* Begin INFORMATION SHOWN *

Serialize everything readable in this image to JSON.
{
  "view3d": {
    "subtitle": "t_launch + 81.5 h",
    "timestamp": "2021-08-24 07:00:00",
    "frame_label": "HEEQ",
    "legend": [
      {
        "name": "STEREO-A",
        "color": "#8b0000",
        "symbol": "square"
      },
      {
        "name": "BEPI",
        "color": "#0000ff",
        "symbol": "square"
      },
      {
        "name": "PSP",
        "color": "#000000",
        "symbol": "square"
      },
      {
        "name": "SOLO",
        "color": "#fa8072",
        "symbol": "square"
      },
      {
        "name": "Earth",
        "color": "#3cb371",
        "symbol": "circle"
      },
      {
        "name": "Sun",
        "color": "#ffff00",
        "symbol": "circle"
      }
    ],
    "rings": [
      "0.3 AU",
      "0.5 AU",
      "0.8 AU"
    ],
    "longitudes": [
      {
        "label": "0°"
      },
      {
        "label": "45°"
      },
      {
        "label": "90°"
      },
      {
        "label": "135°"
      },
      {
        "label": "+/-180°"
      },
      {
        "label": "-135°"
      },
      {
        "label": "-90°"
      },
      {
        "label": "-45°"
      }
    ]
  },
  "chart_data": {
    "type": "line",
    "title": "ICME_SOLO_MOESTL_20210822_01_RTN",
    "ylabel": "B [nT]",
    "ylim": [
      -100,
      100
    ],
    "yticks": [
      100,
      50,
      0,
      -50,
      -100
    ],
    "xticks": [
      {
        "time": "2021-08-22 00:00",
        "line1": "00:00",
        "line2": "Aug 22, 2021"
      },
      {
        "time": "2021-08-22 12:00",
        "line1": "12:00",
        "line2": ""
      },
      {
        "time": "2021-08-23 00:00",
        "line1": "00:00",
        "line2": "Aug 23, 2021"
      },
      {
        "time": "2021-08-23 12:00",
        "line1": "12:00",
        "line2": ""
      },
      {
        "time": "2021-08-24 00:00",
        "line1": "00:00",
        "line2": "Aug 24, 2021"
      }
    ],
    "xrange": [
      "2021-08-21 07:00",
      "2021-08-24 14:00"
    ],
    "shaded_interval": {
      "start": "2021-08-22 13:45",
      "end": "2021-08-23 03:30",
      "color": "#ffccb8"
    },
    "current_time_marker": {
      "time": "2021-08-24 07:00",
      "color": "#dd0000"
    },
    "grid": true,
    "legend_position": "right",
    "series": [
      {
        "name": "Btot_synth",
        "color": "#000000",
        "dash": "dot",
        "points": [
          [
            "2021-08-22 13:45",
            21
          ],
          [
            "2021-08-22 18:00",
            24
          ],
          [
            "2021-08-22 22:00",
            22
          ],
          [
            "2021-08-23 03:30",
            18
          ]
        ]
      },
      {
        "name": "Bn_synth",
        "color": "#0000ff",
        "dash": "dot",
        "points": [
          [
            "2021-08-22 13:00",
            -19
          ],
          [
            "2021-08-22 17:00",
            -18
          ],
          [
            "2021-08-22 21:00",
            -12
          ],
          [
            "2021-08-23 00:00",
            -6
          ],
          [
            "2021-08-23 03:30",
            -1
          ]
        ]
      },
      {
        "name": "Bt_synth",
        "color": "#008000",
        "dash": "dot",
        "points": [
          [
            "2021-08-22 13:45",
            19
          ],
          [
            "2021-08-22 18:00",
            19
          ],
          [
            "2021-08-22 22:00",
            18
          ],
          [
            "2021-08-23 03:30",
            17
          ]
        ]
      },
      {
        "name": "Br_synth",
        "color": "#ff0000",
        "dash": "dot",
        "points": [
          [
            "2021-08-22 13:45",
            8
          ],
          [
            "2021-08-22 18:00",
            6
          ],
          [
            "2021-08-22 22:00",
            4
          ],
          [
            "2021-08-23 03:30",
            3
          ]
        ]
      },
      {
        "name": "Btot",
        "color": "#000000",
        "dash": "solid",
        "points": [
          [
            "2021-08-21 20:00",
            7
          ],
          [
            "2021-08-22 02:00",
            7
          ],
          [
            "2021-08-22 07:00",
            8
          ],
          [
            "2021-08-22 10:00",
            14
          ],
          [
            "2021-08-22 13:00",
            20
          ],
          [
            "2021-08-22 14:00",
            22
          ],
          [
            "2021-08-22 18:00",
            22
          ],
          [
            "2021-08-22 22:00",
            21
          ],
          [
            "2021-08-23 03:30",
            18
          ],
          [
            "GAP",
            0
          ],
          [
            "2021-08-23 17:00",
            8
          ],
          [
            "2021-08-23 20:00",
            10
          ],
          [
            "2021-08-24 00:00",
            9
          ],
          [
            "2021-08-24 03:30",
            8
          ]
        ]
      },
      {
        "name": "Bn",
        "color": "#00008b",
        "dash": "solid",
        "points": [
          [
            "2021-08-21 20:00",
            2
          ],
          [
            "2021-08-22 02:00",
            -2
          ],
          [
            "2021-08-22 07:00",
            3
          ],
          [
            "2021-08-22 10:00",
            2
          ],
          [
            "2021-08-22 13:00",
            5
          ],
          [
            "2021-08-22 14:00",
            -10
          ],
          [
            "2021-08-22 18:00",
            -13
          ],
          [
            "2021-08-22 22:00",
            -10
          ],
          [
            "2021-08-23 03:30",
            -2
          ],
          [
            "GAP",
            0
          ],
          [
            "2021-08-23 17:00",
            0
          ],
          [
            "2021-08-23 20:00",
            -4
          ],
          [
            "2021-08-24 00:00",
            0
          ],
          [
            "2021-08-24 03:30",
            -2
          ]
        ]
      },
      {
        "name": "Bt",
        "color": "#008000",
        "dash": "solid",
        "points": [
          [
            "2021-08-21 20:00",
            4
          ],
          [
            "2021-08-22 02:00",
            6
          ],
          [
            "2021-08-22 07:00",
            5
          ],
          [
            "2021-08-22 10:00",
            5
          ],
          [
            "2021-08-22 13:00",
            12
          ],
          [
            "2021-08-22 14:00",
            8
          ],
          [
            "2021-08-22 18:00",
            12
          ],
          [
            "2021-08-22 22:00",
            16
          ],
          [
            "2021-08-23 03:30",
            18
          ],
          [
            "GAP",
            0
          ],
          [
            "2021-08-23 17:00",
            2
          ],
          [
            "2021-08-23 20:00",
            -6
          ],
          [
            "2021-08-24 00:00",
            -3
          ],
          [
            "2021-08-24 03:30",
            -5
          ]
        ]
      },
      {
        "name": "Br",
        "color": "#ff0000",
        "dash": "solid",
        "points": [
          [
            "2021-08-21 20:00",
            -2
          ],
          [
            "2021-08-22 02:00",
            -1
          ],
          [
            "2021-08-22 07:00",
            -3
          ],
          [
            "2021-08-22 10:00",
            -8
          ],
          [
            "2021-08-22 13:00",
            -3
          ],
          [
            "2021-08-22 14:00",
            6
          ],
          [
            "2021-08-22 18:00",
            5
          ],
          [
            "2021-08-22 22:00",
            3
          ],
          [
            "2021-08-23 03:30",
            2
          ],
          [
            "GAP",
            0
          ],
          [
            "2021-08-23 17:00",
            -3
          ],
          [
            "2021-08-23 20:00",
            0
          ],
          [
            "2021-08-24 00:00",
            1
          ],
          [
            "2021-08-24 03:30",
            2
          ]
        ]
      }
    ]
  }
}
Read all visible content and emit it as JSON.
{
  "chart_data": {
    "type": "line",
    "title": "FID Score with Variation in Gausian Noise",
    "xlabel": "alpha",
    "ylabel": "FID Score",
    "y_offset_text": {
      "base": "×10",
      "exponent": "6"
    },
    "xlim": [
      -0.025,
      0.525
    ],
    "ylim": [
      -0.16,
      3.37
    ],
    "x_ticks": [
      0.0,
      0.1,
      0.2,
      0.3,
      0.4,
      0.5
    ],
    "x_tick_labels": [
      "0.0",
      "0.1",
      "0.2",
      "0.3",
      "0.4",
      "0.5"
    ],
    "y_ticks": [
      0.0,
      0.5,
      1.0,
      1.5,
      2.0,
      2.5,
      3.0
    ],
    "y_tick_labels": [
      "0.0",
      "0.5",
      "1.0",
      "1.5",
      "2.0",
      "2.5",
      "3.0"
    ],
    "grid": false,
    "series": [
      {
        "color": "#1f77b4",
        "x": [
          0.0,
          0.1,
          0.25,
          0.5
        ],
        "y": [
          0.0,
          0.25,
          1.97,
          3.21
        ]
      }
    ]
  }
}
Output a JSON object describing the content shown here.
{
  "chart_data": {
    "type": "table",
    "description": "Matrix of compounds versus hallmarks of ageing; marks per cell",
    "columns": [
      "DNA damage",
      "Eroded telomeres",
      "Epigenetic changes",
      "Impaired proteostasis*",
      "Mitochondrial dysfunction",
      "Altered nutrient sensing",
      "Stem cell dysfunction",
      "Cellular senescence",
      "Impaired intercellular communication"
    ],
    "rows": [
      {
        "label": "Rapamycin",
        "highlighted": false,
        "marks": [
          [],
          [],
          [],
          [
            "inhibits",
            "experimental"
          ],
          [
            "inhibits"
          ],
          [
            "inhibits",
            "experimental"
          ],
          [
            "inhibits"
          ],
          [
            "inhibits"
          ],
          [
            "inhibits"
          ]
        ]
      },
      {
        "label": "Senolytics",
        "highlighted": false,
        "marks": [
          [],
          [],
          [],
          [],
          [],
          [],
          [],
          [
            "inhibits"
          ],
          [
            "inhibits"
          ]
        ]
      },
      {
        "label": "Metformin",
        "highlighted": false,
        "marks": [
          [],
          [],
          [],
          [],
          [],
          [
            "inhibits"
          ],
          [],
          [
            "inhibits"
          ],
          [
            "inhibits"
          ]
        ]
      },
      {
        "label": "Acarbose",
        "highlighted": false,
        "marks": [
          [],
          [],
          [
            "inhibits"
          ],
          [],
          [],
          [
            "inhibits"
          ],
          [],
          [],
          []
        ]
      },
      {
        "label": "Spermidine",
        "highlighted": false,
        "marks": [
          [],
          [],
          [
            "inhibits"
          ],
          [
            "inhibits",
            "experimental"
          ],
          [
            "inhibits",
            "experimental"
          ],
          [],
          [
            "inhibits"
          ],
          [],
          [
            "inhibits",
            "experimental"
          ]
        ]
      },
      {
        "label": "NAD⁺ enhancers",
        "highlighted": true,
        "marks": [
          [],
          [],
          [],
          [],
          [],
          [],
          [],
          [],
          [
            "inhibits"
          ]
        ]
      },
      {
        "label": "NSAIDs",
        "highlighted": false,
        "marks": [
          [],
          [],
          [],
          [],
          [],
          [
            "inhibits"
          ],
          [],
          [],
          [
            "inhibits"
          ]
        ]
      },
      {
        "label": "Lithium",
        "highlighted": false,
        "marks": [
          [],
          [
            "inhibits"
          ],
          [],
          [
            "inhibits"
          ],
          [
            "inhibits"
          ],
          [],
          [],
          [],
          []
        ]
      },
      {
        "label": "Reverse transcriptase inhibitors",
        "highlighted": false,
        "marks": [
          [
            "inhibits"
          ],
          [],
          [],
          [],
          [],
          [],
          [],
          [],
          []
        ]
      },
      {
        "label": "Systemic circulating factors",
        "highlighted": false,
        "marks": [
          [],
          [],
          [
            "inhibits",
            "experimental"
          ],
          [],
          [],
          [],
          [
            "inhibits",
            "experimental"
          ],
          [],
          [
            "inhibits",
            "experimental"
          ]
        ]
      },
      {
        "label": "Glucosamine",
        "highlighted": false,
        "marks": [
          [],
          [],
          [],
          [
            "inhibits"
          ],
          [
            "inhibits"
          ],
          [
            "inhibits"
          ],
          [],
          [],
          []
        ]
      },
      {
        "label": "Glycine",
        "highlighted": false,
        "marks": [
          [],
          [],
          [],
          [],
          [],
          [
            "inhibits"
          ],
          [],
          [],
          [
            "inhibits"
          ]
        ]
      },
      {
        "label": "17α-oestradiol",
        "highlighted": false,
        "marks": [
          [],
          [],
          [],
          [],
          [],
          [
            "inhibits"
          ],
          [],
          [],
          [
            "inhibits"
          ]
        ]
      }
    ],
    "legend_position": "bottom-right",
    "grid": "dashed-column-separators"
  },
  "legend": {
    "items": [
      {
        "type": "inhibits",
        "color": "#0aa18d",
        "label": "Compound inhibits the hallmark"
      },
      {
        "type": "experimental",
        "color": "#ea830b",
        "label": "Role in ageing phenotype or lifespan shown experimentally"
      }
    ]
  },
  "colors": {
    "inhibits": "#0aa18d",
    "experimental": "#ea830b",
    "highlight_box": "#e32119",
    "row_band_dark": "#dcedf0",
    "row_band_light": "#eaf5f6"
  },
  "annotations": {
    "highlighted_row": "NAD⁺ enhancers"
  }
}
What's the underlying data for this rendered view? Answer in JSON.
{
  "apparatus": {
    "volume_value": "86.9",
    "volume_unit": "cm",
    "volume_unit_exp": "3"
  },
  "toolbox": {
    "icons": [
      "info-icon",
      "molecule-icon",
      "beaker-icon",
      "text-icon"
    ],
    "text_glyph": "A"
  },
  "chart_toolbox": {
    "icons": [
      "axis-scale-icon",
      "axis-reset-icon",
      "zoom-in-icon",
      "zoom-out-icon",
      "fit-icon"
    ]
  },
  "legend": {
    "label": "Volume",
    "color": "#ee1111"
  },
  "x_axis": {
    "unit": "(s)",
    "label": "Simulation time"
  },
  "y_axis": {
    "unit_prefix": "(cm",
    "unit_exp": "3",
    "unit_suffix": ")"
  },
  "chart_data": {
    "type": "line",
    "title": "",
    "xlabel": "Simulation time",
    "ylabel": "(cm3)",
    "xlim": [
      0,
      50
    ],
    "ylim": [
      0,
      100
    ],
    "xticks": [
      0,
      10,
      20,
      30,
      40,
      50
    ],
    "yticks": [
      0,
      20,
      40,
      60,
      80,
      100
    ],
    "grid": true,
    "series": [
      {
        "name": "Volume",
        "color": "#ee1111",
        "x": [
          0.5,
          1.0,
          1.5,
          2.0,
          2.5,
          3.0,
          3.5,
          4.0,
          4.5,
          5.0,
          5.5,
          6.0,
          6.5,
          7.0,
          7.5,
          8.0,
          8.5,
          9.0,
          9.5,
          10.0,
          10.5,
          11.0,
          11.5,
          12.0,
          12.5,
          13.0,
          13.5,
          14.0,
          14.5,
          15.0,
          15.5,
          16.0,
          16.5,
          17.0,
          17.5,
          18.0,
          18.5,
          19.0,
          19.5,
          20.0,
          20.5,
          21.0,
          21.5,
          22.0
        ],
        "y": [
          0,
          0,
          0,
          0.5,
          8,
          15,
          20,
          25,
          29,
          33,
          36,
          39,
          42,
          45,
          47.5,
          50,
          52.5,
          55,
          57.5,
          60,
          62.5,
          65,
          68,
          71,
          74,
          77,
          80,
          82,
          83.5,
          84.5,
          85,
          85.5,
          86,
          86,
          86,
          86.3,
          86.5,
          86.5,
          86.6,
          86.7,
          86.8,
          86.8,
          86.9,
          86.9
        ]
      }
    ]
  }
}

* End INFORMATION SHOWN *

GOAL> Say how many lines contain the string "Simulation", giving nothing but the count.

EXERCISE ANSWER> 2